◆ Permintaan 1 ◆
Tolong tuliskan ulang bagian kutipan tentang kerusuhan penjara di Ekuador secara persis, mulai dari "Tautan-tautan Akses" dan terus sampai "ke negara-negara tetangga.".
◆ Permintaan 2 ◆
Jawab pertanyaan berikut berdasarkan kutipan tentang kerusuhan penjara di Ekuador:
(a) Pada tanggal berapa anggota pasukan Angkatan Laut Ekuador memeriksa sebuah kapal dalam patroli di Guayaquil?
(b) Siapa kepala polisi di Guayaquil?
(c) Berapa narapidana yang mengalami luka-luka?

#### Kutipan

Tautan-tautan Akses

Kerusuhan di Penjara Ekuador, Tiga Tewas, Empat Terluka 


Anggota pasukan Angkatan Laut Ekuador memeriksa sebuah kapal dan barang bawaannya dalam patroli di Guayaquil, Ekuador, pada 28 Maret 2024. (Foto: Reuters/Santiago Arcos)
Anggota pasukan Angkatan Laut Ekuador memeriksa sebuah kapal dan barang bawaannya dalam patroli di Guayaquil, Ekuador, pada 28 Maret 2024. (Foto: Reuters/Santiago Arcos)

Setidaknya tiga narapidana tewas dan empat lainnya terluka, dalam aksi pemberontakan yang terjadi sepanjang malam di sebuah penjara di Ekuador, tempat di mana pimpinan geng paling ditakuti di negara itu melarikan diri pada Januari lalu, menurut pihak berwenang pada Kamis (28/3).

Kerusuhan tersebut menandai kekerasan di dalam penjara yang terbaru di Guayaquil – kota pelabuhan yang menjadi pusat ekspor kokain yang berbahaya ke negara-negara tetangga.

Victor Herrera, kepala polisi di Guayaquil, mengonfirmasi kepada para reporter pada Kamis, bahwa jumlah korban tewas narapidana meningkat menjadi tiga, sementara empat lainnya mengalami luka-luka.

########
#### Baris Data

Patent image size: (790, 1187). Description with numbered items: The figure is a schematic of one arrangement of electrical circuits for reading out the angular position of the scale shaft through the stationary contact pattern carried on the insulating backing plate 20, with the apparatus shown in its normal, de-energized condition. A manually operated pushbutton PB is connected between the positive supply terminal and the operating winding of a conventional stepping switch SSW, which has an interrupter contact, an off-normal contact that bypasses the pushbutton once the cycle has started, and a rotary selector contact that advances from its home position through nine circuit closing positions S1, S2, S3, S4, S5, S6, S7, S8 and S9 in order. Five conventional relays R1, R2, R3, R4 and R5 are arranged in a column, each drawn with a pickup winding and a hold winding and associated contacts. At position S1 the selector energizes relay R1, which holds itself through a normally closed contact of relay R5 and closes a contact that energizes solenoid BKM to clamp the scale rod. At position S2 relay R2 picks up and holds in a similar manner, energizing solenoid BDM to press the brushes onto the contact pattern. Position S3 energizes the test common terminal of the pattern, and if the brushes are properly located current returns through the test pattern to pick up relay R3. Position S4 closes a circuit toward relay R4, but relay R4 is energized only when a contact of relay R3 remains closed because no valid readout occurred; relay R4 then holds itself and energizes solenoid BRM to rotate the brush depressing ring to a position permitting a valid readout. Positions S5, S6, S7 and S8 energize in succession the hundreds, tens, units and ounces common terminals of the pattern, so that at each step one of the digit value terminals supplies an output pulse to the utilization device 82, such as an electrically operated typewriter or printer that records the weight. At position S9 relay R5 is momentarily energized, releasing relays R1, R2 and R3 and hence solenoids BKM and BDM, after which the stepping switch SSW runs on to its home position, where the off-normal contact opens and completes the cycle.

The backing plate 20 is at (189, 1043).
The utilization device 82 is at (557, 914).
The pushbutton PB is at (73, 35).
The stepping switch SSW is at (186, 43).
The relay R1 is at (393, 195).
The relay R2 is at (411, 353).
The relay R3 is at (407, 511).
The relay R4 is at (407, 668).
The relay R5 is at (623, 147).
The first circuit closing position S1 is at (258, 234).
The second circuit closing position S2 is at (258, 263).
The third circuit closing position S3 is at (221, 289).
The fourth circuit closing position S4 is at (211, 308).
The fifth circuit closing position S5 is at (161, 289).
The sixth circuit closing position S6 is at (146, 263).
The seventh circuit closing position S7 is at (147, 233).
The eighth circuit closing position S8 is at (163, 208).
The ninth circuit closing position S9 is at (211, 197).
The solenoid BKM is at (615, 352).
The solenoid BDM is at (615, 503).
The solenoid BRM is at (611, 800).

########

◆ Jawaban Lengkap 1 ◆
Tautan-tautan Akses

Kerusuhan di Penjara Ekuador, Tiga Tewas, Empat Terluka 


Anggota pasukan Angkatan Laut Ekuador memeriksa sebuah kapal dan barang bawaannya dalam patroli di Guayaquil, Ekuador, pada 28 Maret 2024. (Foto: Reuters/Santiago Arcos)
Anggota pasukan Angkatan Laut Ekuador memeriksa sebuah kapal dan barang bawaannya dalam patroli di Guayaquil, Ekuador, pada 28 Maret 2024. (Foto: Reuters/Santiago Arcos)

Setidaknya tiga narapidana tewas dan empat lainnya terluka, dalam aksi pemberontakan yang terjadi sepanjang malam di sebuah penjara di Ekuador, tempat di mana pimpinan geng paling ditakuti di negara itu melarikan diri pada Januari lalu, menurut pihak berwenang pada Kamis (28/3).

Kerusuhan tersebut menandai kekerasan di dalam penjara yang terbaru di Guayaquil – kota pelabuhan yang menjadi pusat ekspor kokain yang berbahaya ke negara-negara tetangga.

◆ Jawaban Lengkap 2 ◆
(a) 28 Maret 2024
(b) Victor Herrera
(c) Empat orang